__TEXT TO READ__
---*---

Instead of using $\frac{1}{n}$ as the step size parameter, we will use a fixed step-size parameter $\alpha$ where $0 < \alpha \leq 1$.
This update rule ensures that the learning is slow and stable if $\alpha$ is small or fast and responsive if $\alpha$ is large.
$$ \begin{aligned} Q_{n+1} &= Q_n + \alpha (R_n - Q_n) \\ &= \alpha R_n + (1-\alpha) \color{cyan} Q_n \\ &= \alpha R_n + (1-\alpha) \color{cyan} [\alpha R_{n-1} + (1-\alpha) Q_{n-1}] \\ &= \alpha R_n + \alpha (1-\alpha) R_{n-1} + (1-\alpha)^2 \color {yellow} Q_{n-1} \\ &= \alpha R_n + \alpha (1-\alpha) R_{n-1} + (1-\alpha)^2 \color{yellow} [\alpha R_{n-2} +(1 - \alpha)Q_{n-2}] \\ &\\ &\text{Continuing the expansion of } Q: \\ &\\ &= \alpha R_n + \alpha (1-\alpha) R_{n-1} + \alpha (1-\alpha)^2 R_{n-2} + \cdots + \alpha (1-\alpha)^{n-1} R_1 + (1-\alpha)^n Q_1 \\ &= (1-\alpha)^n Q_1 + \sum_{i=1}^{n} \alpha (1-\alpha)^{n-i} R_i \end{aligned} $$Woah woah woah. Let take in what is happening.
$Q_{n+1}$ is the estimate of the action value at the next time step. $(1-\alpha)^n Q_1$ is the influence of the initial estimate of the action value before any rewards are observed. The factor $(1-\alpha)$ determines how much the initial estimate still influences the current estimate. If $\alpha$ is small, the influence slowly fades slowly and the opposite. $\sum_{i=1}^{n} \alpha (1-\alpha)^{n-i} R_i$ sums up all previous rewards $R_i$ but weighs them differently. The weight of each past reward depends on the factor $ (1-\alpha)^{n-i}$ which decays exponentially over time. Meaning, at infinity past reward will be near zero and have little effect. Only the most recent rewards matter.
This is known as the exponential moving average or exponential recency-weighted average.
Using $\frac{1}{n}$ as or step size in the first approach converges to $q^*(a)$ by the law of large numbers but reacts slowly to changes in non-stationary environments while using a fixed step size $\alpha$ adats faster but never fully converges.

---*---

__SUPPLIED RECORDS__

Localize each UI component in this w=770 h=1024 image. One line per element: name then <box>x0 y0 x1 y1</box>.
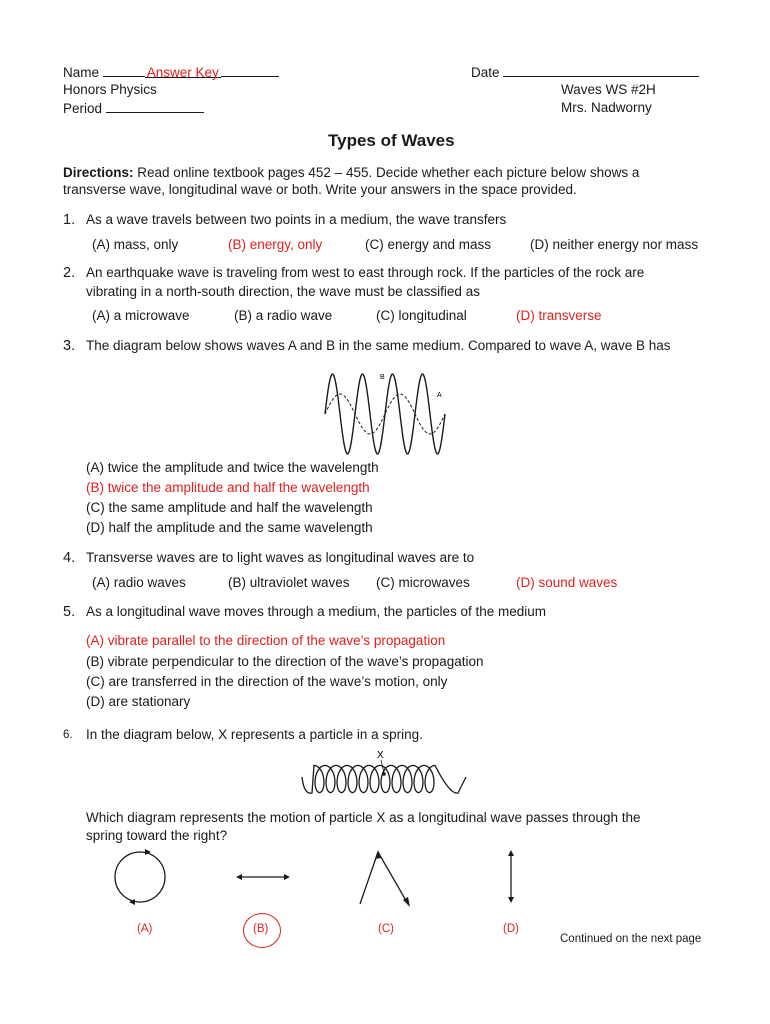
wave-a-label: A <box>437 392 442 399</box>
question-3-number: 3. <box>63 338 76 354</box>
arrowhead-icon <box>236 874 242 880</box>
course-name: Honors Physics <box>63 82 157 97</box>
name-label: Name <box>63 65 100 80</box>
arrowhead-icon <box>284 874 290 880</box>
directions-line-1 <box>63 165 639 180</box>
q6-option-c-label: (C) <box>378 923 394 935</box>
motion-diagram-d <box>501 848 521 908</box>
question-2-number: 2. <box>63 265 76 281</box>
arrowhead-icon <box>508 897 514 903</box>
name-value: Answer Key <box>146 65 219 80</box>
q4-option-b: (B) ultraviolet waves <box>228 575 350 590</box>
question-4-number: 4. <box>63 550 76 566</box>
motion-diagram-b <box>234 868 294 888</box>
q2-option-d: (D) transverse <box>516 308 602 323</box>
question-2-text-1: An earthquake wave is traveling from west to east through rock. If the particles of the rock are <box>86 265 645 280</box>
name-field <box>63 64 279 80</box>
q4-option-d: (D) sound waves <box>516 575 618 590</box>
question-5-text: As a longitudinal wave moves through a medium, the particles of the medium <box>86 604 546 619</box>
date-label: Date <box>471 65 500 80</box>
q2-option-b: (B) a radio wave <box>234 308 333 323</box>
arrowhead-icon <box>403 897 410 907</box>
q1-option-b: (B) energy, only <box>228 237 323 252</box>
question-6-text: In the diagram below, X represents a particle in a spring. <box>86 727 423 742</box>
q5-option-b: (B) vibrate perpendicular to the direction of the wave’s propagation <box>86 654 484 669</box>
question-3-text: The diagram below shows waves A and B in the same medium. Compared to wave A, wave B has <box>86 338 671 353</box>
q3-option-d: (D) half the amplitude and the same wavelength <box>86 520 373 535</box>
continued-footer: Continued on the next page <box>560 933 702 945</box>
question-6-prompt-1: Which diagram represents the motion of particle X as a longitudinal wave passes through the <box>86 810 641 825</box>
wave-b-label: B <box>380 374 385 381</box>
question-1-number: 1. <box>63 212 76 228</box>
question-5-number: 5. <box>63 604 76 620</box>
q5-option-d: (D) are stationary <box>86 694 191 709</box>
q4-option-c: (C) microwaves <box>376 575 470 590</box>
worksheet-id: Waves WS #2H <box>561 82 656 97</box>
page-title: Types of Waves <box>328 131 455 150</box>
spring-coil <box>302 765 466 793</box>
q5-option-a: (A) vibrate parallel to the direction of the wave’s propagation <box>86 633 446 648</box>
circular-path-icon <box>115 852 165 902</box>
date-field <box>471 64 699 80</box>
angled-path-icon <box>378 852 408 904</box>
wave-b-curve <box>325 374 445 454</box>
q6-option-d-label: (D) <box>503 923 519 935</box>
q1-option-c: (C) energy and mass <box>365 237 492 252</box>
motion-diagram-a <box>112 844 172 914</box>
directions-text-1: Read online textbook pages 452 – 455. Decide whether each picture below shows a <box>137 165 640 180</box>
particle-x-dot <box>382 772 386 776</box>
wave-diagram <box>322 369 452 459</box>
teacher-name: Mrs. Nadworny <box>561 100 652 115</box>
directions-line-2: transverse wave, longitudinal wave or both. Write your answers in the space provided. <box>63 182 577 197</box>
q3-option-a: (A) twice the amplitude and twice the wavelength <box>86 460 379 475</box>
period-field <box>63 100 204 116</box>
q4-option-a: (A) radio waves <box>92 575 186 590</box>
q6-option-a-label: (A) <box>137 923 153 935</box>
q3-option-b: (B) twice the amplitude and half the wavelength <box>86 480 370 495</box>
particle-x-label: X <box>377 750 384 761</box>
directions-label: Directions: <box>63 165 134 180</box>
question-4-text: Transverse waves are to light waves as longitudinal waves are to <box>86 550 475 565</box>
q6-option-b-label: (B) <box>253 923 269 935</box>
q1-option-a: (A) mass, only <box>92 237 179 252</box>
motion-diagram-c <box>356 846 416 916</box>
spring-diagram <box>300 747 470 807</box>
question-6-prompt-2: spring toward the right? <box>86 828 228 843</box>
question-1-text: As a wave travels between two points in a medium, the wave transfers <box>86 212 507 227</box>
q2-option-c: (C) longitudinal <box>376 308 467 323</box>
angled-path-icon <box>360 852 378 904</box>
arrowhead-icon <box>508 850 514 856</box>
question-2-text-2: vibrating in a north-south direction, the wave must be classified as <box>86 284 480 299</box>
q1-option-d: (D) neither energy nor mass <box>530 237 699 252</box>
q2-option-a: (A) a microwave <box>92 308 190 323</box>
q3-option-c: (C) the same amplitude and half the wavelength <box>86 500 373 515</box>
q5-option-c: (C) are transferred in the direction of the wave’s motion, only <box>86 674 448 689</box>
question-6-number: 6. <box>63 729 73 741</box>
period-label: Period <box>63 101 103 116</box>
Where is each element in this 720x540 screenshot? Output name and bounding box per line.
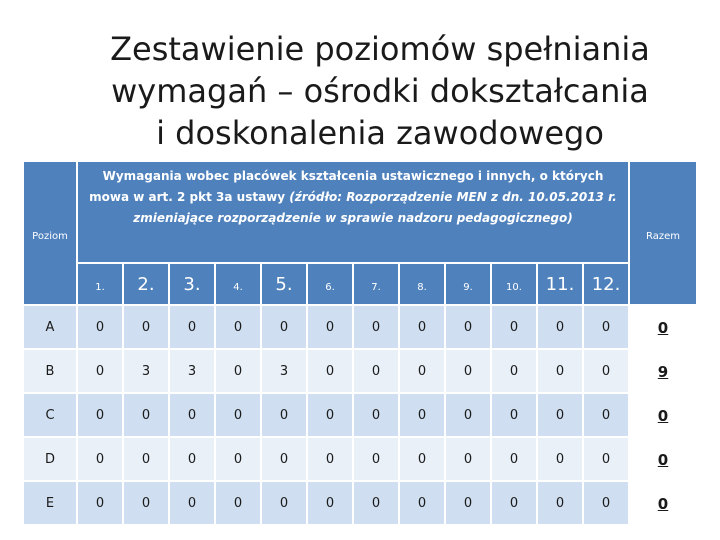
value-cell: 0	[261, 305, 307, 349]
title-line-1: Zestawienie poziomów spełniania	[110, 30, 650, 68]
value-cell: 0	[307, 393, 353, 437]
total-value: 0	[657, 318, 669, 337]
title-line-2: wymagań – ośrodki dokształcania	[111, 72, 649, 110]
value-cell: 0	[491, 393, 537, 437]
table-row	[23, 349, 697, 393]
column-number: 12.	[591, 273, 621, 295]
column-header	[491, 263, 537, 305]
value-cell: 0	[261, 481, 307, 525]
column-number: 8.	[417, 281, 427, 293]
value-cell: 0	[307, 305, 353, 349]
value-cell: 0	[399, 393, 445, 437]
level-cell: E	[23, 481, 77, 525]
value-cell: 0	[215, 305, 261, 349]
table-row	[23, 305, 697, 349]
value-cell: 0	[491, 349, 537, 393]
value-cell: 0	[491, 305, 537, 349]
column-header	[537, 263, 583, 305]
requirements-table	[22, 160, 698, 526]
value-cell: 0	[399, 305, 445, 349]
value-cell: 0	[261, 437, 307, 481]
total-cell	[629, 305, 697, 349]
total-value: 0	[657, 494, 669, 513]
column-header	[399, 263, 445, 305]
column-number: 5.	[275, 273, 293, 295]
value-cell: 0	[537, 393, 583, 437]
total-cell	[629, 481, 697, 525]
value-cell: 0	[445, 481, 491, 525]
value-cell: 0	[537, 349, 583, 393]
column-number: 10.	[506, 281, 522, 293]
value-cell: 0	[583, 481, 629, 525]
column-header	[261, 263, 307, 305]
value-cell: 0	[583, 305, 629, 349]
value-cell: 0	[169, 305, 215, 349]
page-title	[70, 28, 690, 154]
column-header	[583, 263, 629, 305]
table-row	[23, 393, 697, 437]
value-cell: 0	[583, 437, 629, 481]
value-cell: 0	[307, 437, 353, 481]
value-cell: 0	[123, 437, 169, 481]
total-cell	[629, 393, 697, 437]
value-cell: 0	[399, 481, 445, 525]
column-number: 3.	[183, 273, 201, 295]
value-cell: 0	[77, 437, 123, 481]
razem-label: Razem	[646, 230, 681, 242]
value-cell: 0	[77, 481, 123, 525]
value-cell: 0	[307, 481, 353, 525]
description-bold: Wymagania wobec placówek kształcenia ustawicznego i innych, o których mowa w art. 2 pkt 3a ustawy	[89, 169, 604, 204]
value-cell: 0	[215, 437, 261, 481]
level-cell: D	[23, 437, 77, 481]
value-cell: 0	[537, 481, 583, 525]
value-cell: 0	[399, 437, 445, 481]
value-cell: 3	[123, 349, 169, 393]
value-cell: 0	[583, 349, 629, 393]
value-cell: 3	[261, 349, 307, 393]
column-number: 7.	[371, 281, 381, 293]
description-source: (źródło: Rozporządzenie MEN z dn. 10.05.2013 r. zmieniające rozporządzenie w sprawie nadzoru pedagogicznego)	[133, 190, 617, 225]
column-number: 11.	[545, 273, 575, 295]
value-cell: 0	[491, 437, 537, 481]
total-cell	[629, 349, 697, 393]
value-cell: 0	[215, 481, 261, 525]
value-cell: 0	[77, 349, 123, 393]
value-cell: 0	[491, 481, 537, 525]
requirements-description	[77, 161, 629, 263]
value-cell: 0	[169, 393, 215, 437]
value-cell: 0	[169, 481, 215, 525]
value-cell: 0	[353, 393, 399, 437]
value-cell: 0	[445, 349, 491, 393]
value-cell: 0	[169, 437, 215, 481]
column-number: 2.	[137, 273, 155, 295]
column-number: 4.	[233, 281, 243, 293]
poziom-header	[23, 161, 77, 305]
total-value: 9	[657, 362, 669, 381]
value-cell: 0	[353, 349, 399, 393]
column-header	[169, 263, 215, 305]
level-cell: C	[23, 393, 77, 437]
level-cell: B	[23, 349, 77, 393]
column-header	[123, 263, 169, 305]
value-cell: 0	[261, 393, 307, 437]
total-value: 0	[657, 406, 669, 425]
column-header	[215, 263, 261, 305]
column-number: 6.	[325, 281, 335, 293]
poziom-label: Poziom	[32, 230, 68, 242]
value-cell: 0	[353, 305, 399, 349]
column-number-row	[23, 263, 697, 305]
value-cell: 0	[215, 393, 261, 437]
value-cell: 0	[353, 437, 399, 481]
level-cell: A	[23, 305, 77, 349]
value-cell: 0	[537, 437, 583, 481]
column-header	[353, 263, 399, 305]
value-cell: 0	[123, 305, 169, 349]
value-cell: 0	[77, 305, 123, 349]
header-row	[23, 161, 697, 263]
total-value: 0	[657, 450, 669, 469]
value-cell: 0	[123, 481, 169, 525]
value-cell: 0	[307, 349, 353, 393]
value-cell: 0	[77, 393, 123, 437]
column-header	[445, 263, 491, 305]
column-header	[307, 263, 353, 305]
value-cell: 0	[445, 437, 491, 481]
table-row	[23, 437, 697, 481]
column-number: 1.	[95, 281, 105, 293]
column-header	[77, 263, 123, 305]
column-number: 9.	[463, 281, 473, 293]
value-cell: 0	[445, 393, 491, 437]
value-cell: 0	[583, 393, 629, 437]
title-line-3: i doskonalenia zawodowego	[156, 114, 604, 152]
value-cell: 0	[353, 481, 399, 525]
value-cell: 0	[215, 349, 261, 393]
value-cell: 0	[399, 349, 445, 393]
value-cell: 0	[445, 305, 491, 349]
total-cell	[629, 437, 697, 481]
value-cell: 0	[537, 305, 583, 349]
table-row	[23, 481, 697, 525]
value-cell: 3	[169, 349, 215, 393]
value-cell: 0	[123, 393, 169, 437]
razem-header	[629, 161, 697, 305]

---*---

__TASK REQUIREMENTS__
1. Echo the step-size passage word for word, starting at "This update rule" and ending at "what is happening.".
2. Duplicate the lines of the listing starting at the line that contains "305, 307, 349]" and ending at the line that contains "281, 381, 293]", both included.
The step-size passage and the listing have no connection to each other.

__OUTPUTS IN ORDER__
1.
This update rule ensures that the learning is slow and stable if $\alpha$ is small or fast and responsive if $\alpha$ is large.
$$ \begin{aligned} Q_{n+1} &= Q_n + \alpha (R_n - Q_n) \\ &= \alpha R_n + (1-\alpha) \color{cyan} Q_n \\ &= \alpha R_n + (1-\alpha) \color{cyan} [\alpha R_{n-1} + (1-\alpha) Q_{n-1}] \\ &= \alpha R_n + \alpha (1-\alpha) R_{n-1} + (1-\alpha)^2 \color {yellow} Q_{n-1} \\ &= \alpha R_n + \alpha (1-\alpha) R_{n-1} + (1-\alpha)^2 \color{yellow} [\alpha R_{n-2} +(1 - \alpha)Q_{n-2}] \\ &\\ &\text{Continuing the expansion of } Q: \\ &\\ &= \alpha R_n + \alpha (1-\alpha) R_{n-1} + \alpha (1-\alpha)^2 R_{n-2} + \cdots + \alpha (1-\alpha)^{n-1} R_1 + (1-\alpha)^n Q_1 \\ &= (1-\alpha)^n Q_1 + \sum_{i=1}^{n} \alpha (1-\alpha)^{n-i} R_i \end{aligned} $$Woah woah woah. Let take in what is happening.

2.
value-cell: 0	[261, 305, 307, 349]
title-line-1: Zestawienie poziomów spełniania	[110, 30, 650, 68]
value-cell: 0	[307, 393, 353, 437]
total-value: 0	[657, 318, 669, 337]
title-line-2: wymagań – ośrodki dokształcania	[111, 72, 649, 110]
value-cell: 0	[491, 393, 537, 437]
table-row	[23, 349, 697, 393]
column-number: 12.	[591, 273, 621, 295]
column-header	[491, 263, 537, 305]
value-cell: 0	[261, 481, 307, 525]
column-number: 8.	[417, 281, 427, 293]
value-cell: 0	[307, 305, 353, 349]
value-cell: 0	[399, 393, 445, 437]
level-cell: E	[23, 481, 77, 525]
value-cell: 0	[215, 305, 261, 349]
table-row	[23, 305, 697, 349]
value-cell: 0	[491, 349, 537, 393]
value-cell: 0	[491, 305, 537, 349]
column-header	[537, 263, 583, 305]
requirements-table	[22, 160, 698, 526]
value-cell: 0	[399, 305, 445, 349]
value-cell: 0	[261, 437, 307, 481]
total-cell	[629, 305, 697, 349]
total-value: 0	[657, 494, 669, 513]
column-header	[399, 263, 445, 305]
column-number: 5.	[275, 273, 293, 295]
value-cell: 0	[537, 393, 583, 437]
total-cell	[629, 481, 697, 525]
value-cell: 0	[445, 481, 491, 525]
value-cell: 0	[537, 349, 583, 393]
column-number: 10.	[506, 281, 522, 293]
value-cell: 0	[583, 481, 629, 525]
column-header	[261, 263, 307, 305]
value-cell: 0	[583, 305, 629, 349]
value-cell: 0	[169, 305, 215, 349]
page-title	[70, 28, 690, 154]
column-header	[583, 263, 629, 305]
table-row	[23, 393, 697, 437]
value-cell: 0	[583, 437, 629, 481]
value-cell: 0	[307, 437, 353, 481]
value-cell: 0	[123, 437, 169, 481]
total-cell	[629, 393, 697, 437]
value-cell: 0	[399, 481, 445, 525]
column-number: 3.	[183, 273, 201, 295]
value-cell: 0	[77, 437, 123, 481]
razem-label: Razem	[646, 230, 681, 242]
value-cell: 0	[77, 481, 123, 525]
value-cell: 0	[307, 481, 353, 525]
description-bold: Wymagania wobec placówek kształcenia ustawicznego i innych, o których mowa w art. 2 pkt 3a ustawy	[89, 169, 604, 204]
value-cell: 0	[215, 437, 261, 481]
level-cell: D	[23, 437, 77, 481]
value-cell: 0	[537, 481, 583, 525]
value-cell: 0	[399, 437, 445, 481]
value-cell: 3	[123, 349, 169, 393]
value-cell: 0	[583, 349, 629, 393]
value-cell: 3	[261, 349, 307, 393]
column-number: 7.	[371, 281, 381, 293]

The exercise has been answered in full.